_The task_:
Copy each line of the records that contains the word "health".

[Dataset rows for document pages]
===

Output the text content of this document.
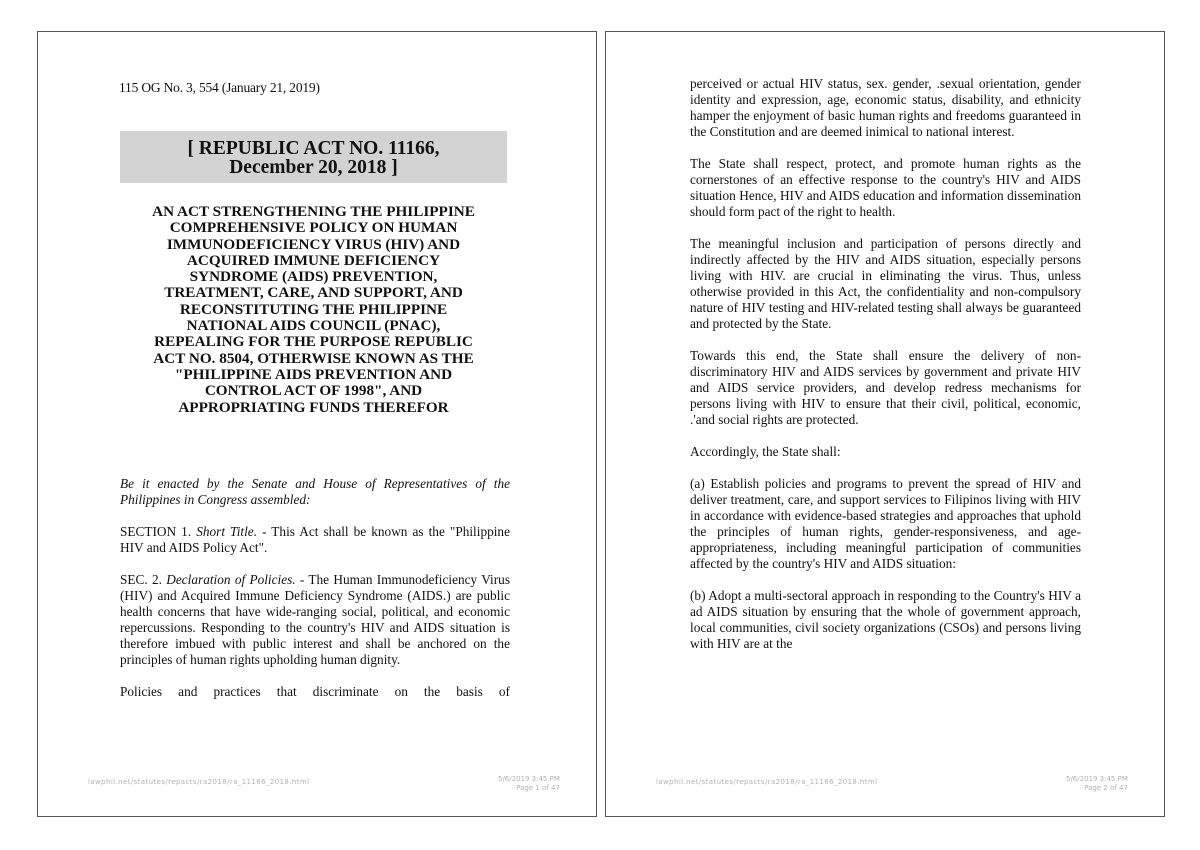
115 OG No. 3, 554 (January 21, 2019)
[ REPUBLIC ACT NO. 11166,
December 20, 2018 ]
AN ACT STRENGTHENING THE PHILIPPINE
COMPREHENSIVE POLICY ON HUMAN
IMMUNODEFICIENCY VIRUS (HIV) AND
ACQUIRED IMMUNE DEFICIENCY
SYNDROME (AIDS) PREVENTION,
TREATMENT, CARE, AND SUPPORT, AND
RECONSTITUTING THE PHILIPPINE
NATIONAL AIDS COUNCIL (PNAC),
REPEALING FOR THE PURPOSE REPUBLIC
ACT NO. 8504, OTHERWISE KNOWN AS THE
"PHILIPPINE AIDS PREVENTION AND
CONTROL ACT OF 1998", AND
APPROPRIATING FUNDS THEREFOR

Be it enacted by the Senate and House of Representatives of the Philippines in Congress assembled:

SECTION 1. Short Title. - This Act shall be known as the "Philippine HIV and AIDS Policy Act".

SEC. 2. Declaration of Policies. - The Human Immunodeficiency Virus (HIV) and Acquired Immune Deficiency Syndrome (AIDS.) are public health concerns that have wide-ranging social, political, and economic repercussions. Responding to the country's HIV and AIDS situation is therefore imbued with public interest and shall be anchored on the principles of human rights upholding human dignity.

Policies and practices that discriminate on the basis of

lawphil.net/statutes/repacts/ra2018/ra_11166_2018.html	5/6/2019 3:45 PM
Page 1 of 47

perceived or actual HIV status, sex. gender, .sexual orientation, gender identity and expression, age, economic status, disability, and ethnicity hamper the enjoyment of basic human rights and freedoms guaranteed in the Constitution and are deemed inimical to national interest.

The State shall respect, protect, and promote human rights as the cornerstones of an effective response to the country's HIV and AIDS situation Hence, HIV and AIDS education and information dissemination should form pact of the right to health.

The meaningful inclusion and participation of persons directly and indirectly affected by the HIV and AIDS situation, especially persons living with HIV. are crucial in eliminating the virus. Thus, unless otherwise provided in this Act, the confidentiality and non-compulsory nature of HIV testing and HIV-related testing shall always be guaranteed and protected by the State.

Towards this end, the State shall ensure the delivery of non-discriminatory HIV and AIDS services by government and private HIV and AIDS service providers, and develop redress mechanisms for persons living with HIV to ensure that their civil, political, economic, .'and social rights are protected.

Accordingly, the State shall:

(a) Establish policies and programs to prevent the spread of HIV and deliver treatment, care, and support services to Filipinos living with HIV in accordance with evidence-based strategies and approaches that uphold the principles of human rights, gender-responsiveness, and age-appropriateness, including meaningful participation of communities affected by the country's HIV and AIDS situation:

(b) Adopt a multi-sectoral approach in responding to the Country's HIV a ad AIDS situation by ensuring that the whole of government approach, local communities, civil society organizations (CSOs) and persons living with HIV are at the

lawphil.net/statutes/repacts/ra2018/ra_11166_2018.html	5/6/2019 3:45 PM
Page 2 of 47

===

_Result for this exercise_:
SEC. 2. Declaration of Policies. - The Human Immunodeficiency Virus (HIV) and Acquired Immune Deficiency Syndrome (AIDS.) are public health concerns that have wide-ranging social, political, and economic repercussions. Responding to the country's HIV and AIDS situation is therefore imbued with public interest and shall be anchored on the principles of human rights upholding human dignity.
The State shall respect, protect, and promote human rights as the cornerstones of an effective response to the country's HIV and AIDS situation Hence, HIV and AIDS education and information dissemination should form pact of the right to health.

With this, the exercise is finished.